+++ TESTO DEL DOCUMENTO +++

18 dicembre 2011

Gas-parri, l'ICI e l'8x1000

"Vita e famiglia sono valori non negoziabili. Concordiamo totalmente con le parole del cardinale Bagnasco". "Ici? fin dal primo momento denunciato le falsita' e le strumentalizzazioni di chi con ogni mezzo vuole attaccare la Chiesa".
Fonte: Ansa


Bravo Gasparri, ha imparato perfettamente la lezioncina, allora perchè non si fa nulla contro i morti sul lavoro, contro i morti per le strade, contro la malasanità (tutto quanto alla faccia di Telethon). E la famiglia? Perchè non parliamo dei mariti che uccidono le mogli, delle mamme che uccidono i neonati e di tutte le furibonde litigate che avvengono in ogni famiglia?
Bravo Gasparri, copriamo le furbate della Chiesa, i suoi miliardi presi dallo Stato, i suoi miliardi risparmiati grazie a questo Stato, con i cosidetti valori irrinunciabili per cambiare discorso ed emozionare le vecchiette.

Ovviamente parla così perchè precedentemente Bagnasco ha asserito che la Chiesa paga l'ICI, aggiungendo:
"Sulle esenzioni all'Ici che riguardano i beni della Chiesa è possibile chiarire e fare alcune precisazioni laddove nella formulazione di qualche punto della legge queste precisazioni si rivelino necessarie"; "Speriamo che la trasparenza dei dati possa spgnere ogni polemica sull'Ici perchè non ha fondamento"; "le polemiche vanno avanti dall'estate scorsa, ma i dati forniti quasi ogni giorno da Avvenire mettono in evidenza la realtà delle cose"; "La Chiesa paga l'Ici! Occorre dirlo visto che si parte sempre dall'assunto contrario". Fonte: RaiNews24

Fa niente se i Radicali scovano i finti luoghi di culto, ovvero luoghi nei quali la Chiesa ci guadagna anche dei bei soldini ad esempio affittando stanze (fonte: Corriere).

+++ INFORMAZIONI FORNITE +++

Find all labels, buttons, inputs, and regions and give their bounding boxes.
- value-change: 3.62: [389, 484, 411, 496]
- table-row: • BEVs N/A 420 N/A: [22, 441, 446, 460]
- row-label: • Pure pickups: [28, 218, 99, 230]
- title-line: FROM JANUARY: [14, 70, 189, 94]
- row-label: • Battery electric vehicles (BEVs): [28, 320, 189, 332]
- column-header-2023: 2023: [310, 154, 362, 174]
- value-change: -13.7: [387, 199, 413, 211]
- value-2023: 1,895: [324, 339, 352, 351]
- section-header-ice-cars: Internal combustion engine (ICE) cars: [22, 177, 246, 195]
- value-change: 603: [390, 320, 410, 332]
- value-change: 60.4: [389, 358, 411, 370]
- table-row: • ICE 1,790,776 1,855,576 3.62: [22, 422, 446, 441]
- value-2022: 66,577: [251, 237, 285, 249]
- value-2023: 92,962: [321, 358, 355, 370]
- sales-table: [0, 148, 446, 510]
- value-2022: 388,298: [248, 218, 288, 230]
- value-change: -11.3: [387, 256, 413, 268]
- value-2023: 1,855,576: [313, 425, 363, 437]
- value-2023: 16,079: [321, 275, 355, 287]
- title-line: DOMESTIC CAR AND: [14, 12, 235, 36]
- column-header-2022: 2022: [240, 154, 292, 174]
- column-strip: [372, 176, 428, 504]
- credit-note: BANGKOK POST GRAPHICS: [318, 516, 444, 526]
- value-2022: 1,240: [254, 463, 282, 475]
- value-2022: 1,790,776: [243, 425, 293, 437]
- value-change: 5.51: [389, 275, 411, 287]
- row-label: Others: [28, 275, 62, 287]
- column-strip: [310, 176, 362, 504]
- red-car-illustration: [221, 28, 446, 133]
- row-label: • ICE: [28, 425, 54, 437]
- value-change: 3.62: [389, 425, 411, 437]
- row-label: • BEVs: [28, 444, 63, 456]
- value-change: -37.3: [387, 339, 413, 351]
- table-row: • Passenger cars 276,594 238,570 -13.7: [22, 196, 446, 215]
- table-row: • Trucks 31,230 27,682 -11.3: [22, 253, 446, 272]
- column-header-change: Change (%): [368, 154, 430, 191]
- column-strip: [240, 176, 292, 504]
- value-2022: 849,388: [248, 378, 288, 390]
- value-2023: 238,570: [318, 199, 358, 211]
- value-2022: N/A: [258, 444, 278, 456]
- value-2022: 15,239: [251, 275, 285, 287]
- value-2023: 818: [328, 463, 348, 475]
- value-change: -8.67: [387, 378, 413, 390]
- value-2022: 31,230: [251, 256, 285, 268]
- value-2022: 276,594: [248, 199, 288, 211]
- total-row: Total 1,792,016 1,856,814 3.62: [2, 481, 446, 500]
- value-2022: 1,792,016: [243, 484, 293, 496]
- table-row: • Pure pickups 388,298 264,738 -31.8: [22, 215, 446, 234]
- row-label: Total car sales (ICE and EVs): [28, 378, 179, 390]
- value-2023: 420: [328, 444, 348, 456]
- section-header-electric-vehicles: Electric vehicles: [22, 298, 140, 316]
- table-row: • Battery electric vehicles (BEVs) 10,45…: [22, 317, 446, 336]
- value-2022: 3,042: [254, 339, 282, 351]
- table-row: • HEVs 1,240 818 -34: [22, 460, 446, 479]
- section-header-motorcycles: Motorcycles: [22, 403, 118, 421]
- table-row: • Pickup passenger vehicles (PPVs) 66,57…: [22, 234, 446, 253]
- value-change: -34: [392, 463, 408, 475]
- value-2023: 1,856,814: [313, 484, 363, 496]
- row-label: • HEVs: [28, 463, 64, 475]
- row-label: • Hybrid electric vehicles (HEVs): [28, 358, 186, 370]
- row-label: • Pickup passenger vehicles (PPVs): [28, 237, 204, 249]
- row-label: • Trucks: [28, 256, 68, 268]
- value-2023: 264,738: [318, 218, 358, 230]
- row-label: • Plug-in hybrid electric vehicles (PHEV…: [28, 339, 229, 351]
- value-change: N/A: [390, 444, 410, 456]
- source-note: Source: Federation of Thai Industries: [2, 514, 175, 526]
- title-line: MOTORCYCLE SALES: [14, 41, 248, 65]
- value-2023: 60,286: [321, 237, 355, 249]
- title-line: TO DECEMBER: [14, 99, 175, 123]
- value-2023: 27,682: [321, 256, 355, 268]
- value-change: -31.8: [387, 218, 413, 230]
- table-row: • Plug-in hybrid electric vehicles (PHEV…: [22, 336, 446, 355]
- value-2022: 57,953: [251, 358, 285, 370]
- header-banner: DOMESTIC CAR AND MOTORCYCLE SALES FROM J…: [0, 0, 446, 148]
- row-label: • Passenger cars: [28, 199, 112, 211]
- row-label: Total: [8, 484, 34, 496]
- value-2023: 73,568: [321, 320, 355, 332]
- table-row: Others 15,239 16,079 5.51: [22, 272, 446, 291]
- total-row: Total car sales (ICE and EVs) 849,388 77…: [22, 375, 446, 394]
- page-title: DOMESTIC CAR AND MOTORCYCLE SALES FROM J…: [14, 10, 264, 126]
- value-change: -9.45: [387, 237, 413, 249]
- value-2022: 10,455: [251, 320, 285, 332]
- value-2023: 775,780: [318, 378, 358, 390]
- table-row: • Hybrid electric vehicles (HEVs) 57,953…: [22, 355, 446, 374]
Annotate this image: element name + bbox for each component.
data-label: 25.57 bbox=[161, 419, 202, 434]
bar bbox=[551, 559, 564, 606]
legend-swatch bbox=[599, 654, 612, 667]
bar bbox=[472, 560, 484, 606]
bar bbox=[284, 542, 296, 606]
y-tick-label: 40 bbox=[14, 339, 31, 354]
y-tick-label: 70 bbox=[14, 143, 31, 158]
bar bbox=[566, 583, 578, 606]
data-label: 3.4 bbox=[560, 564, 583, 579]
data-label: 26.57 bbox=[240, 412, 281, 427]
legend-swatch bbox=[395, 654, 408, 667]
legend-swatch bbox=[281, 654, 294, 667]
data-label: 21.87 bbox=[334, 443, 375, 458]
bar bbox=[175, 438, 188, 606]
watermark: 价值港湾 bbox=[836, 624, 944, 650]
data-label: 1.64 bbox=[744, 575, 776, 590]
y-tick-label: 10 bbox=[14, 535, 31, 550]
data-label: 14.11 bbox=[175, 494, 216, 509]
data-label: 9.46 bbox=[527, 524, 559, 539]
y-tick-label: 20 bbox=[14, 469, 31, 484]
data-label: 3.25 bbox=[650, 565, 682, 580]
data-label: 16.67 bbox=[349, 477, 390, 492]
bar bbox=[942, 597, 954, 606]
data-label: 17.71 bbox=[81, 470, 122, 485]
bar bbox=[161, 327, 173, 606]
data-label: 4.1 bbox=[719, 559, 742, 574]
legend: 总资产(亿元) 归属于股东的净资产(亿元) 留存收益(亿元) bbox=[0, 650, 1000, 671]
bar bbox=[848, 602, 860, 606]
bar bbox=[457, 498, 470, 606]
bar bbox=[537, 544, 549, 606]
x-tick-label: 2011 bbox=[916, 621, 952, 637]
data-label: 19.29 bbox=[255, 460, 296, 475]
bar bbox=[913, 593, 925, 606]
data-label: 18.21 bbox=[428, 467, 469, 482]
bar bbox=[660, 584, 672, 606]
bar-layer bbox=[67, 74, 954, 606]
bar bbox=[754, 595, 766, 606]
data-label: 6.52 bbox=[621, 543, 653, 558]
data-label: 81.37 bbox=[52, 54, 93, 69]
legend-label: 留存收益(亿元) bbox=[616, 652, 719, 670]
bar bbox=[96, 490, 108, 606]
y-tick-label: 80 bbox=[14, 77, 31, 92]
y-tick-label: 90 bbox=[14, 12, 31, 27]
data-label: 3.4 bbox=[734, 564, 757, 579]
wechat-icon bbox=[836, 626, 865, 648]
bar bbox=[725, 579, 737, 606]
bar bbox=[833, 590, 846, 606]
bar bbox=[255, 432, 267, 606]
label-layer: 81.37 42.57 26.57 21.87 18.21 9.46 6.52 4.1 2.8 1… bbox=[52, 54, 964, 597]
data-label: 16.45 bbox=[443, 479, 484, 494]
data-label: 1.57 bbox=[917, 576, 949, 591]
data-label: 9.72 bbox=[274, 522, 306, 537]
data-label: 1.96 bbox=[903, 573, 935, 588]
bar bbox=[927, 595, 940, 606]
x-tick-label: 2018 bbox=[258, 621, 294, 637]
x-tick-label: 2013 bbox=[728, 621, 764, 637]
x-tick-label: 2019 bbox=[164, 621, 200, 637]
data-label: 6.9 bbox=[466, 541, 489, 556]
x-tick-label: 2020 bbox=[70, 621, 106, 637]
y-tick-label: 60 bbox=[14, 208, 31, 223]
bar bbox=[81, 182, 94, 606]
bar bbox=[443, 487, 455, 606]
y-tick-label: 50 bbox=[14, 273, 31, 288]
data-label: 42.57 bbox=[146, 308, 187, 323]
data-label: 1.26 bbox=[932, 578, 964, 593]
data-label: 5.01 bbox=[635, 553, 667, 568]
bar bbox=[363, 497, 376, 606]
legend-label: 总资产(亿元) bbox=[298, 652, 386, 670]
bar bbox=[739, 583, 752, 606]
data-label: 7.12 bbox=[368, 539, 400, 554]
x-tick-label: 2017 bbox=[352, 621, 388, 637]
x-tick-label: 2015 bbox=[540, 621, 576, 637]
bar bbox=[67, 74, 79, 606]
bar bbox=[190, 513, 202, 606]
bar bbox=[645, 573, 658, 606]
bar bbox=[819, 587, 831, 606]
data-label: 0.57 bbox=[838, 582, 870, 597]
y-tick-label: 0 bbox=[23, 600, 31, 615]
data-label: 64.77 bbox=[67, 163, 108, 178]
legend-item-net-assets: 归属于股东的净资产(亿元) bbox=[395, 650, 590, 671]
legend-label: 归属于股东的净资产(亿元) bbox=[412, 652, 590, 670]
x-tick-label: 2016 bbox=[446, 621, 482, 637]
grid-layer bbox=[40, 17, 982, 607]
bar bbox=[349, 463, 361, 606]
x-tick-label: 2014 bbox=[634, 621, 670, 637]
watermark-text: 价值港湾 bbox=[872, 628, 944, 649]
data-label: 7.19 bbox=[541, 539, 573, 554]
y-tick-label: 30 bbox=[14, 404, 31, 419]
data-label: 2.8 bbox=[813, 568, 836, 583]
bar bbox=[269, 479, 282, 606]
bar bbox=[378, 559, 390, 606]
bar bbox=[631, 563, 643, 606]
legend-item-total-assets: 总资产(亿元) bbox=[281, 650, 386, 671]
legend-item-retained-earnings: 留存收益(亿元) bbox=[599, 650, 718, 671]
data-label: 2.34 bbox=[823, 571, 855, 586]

+++

• COSA SI CHIEDE:
1 > Nel testo su Gasparri e l'ICI, quale fonte è indicata per le dichiarazioni di Bagnasco sull'ICI?
2 > Trascrivi dal testo su Gasparri e l'ICI il passo da "Bravo Gasparri, ha" a "emozionare le vecchiette.".
3 > Riprendi il testo su Gasparri e l'ICI dal punto in cui si interrompe.

• RISULTATI DELL'ESERCIZIO:
1 > RaiNews24.

2 >
Bravo Gasparri, ha imparato perfettamente la lezioncina, allora perchè non si fa nulla contro i morti sul lavoro, contro i morti per le strade, contro la malasanità (tutto quanto alla faccia di Telethon). E la famiglia? Perchè non parliamo dei mariti che uccidono le mogli, delle mamme che uccidono i neonati e di tutte le furibonde litigate che avvengono in ogni famiglia?
Bravo Gasparri, copriamo le furbate della Chiesa, i suoi miliardi presi dallo Stato, i suoi miliardi risparmiati grazie a questo Stato, con i cosidetti valori irrinunciabili per cambiare discorso ed emozionare le vecchiette.

3 >
Così come fa niente se Bagnasco afferma che i soldi della Chiesa finisco in opere di bene ("Ho letto e ho sentito dire in tv che la Chiesa riceve un miliardo di euro e spende 350 milioni per gli stipendi 'il resto è la cresta dei vescovi. Lo stipendio di un giovane sacerdote e' di 800 euro. Quello di un parroco intorno ai 1.000, quello di un vescovo 1.300. I restanti 650 milioni sono spesi per la Caritas, per i beni culturali, per il Terzo Mondo. Una quota è riservata alle vittime di calamità naturali; ad esempio abbiamo speso un milione per gli alluvionati in Liguria. Ed e' tutto pubblicato su Internet. Tutto trasparente"), mentre una ricerca della UAAR dice ben altro:

"[..] Parrebbe infatti che la Chiesa cattolica prediliga destinare i fondi ricevuti dallo Stato alle cosiddette esigenze di culto (43,7%): finanziamenti alla catechesi, ai tribunali ecclesiastici, e alla costruzione di nuove chiese, manutenzione dei propri immobili e gestione del proprio patrimonio. Ovvio che non vedremo mai spot su queste tematiche: ai tanto strombazzati aiuti al terzo mondo, cui è dedicata quasi tutta la pubblicità cattolica, va - guarda caso - solo l’8,6% del gettito. Maggiori informazioni sono disponibili sul sito www.8xmille.it".

2 commenti:

nino p. ha detto...

il punto è proprio quello che hai citato... Alla fine non la pagheranno l'ICI

Danx ha detto...

ICI? Ma cos'è l'ICI?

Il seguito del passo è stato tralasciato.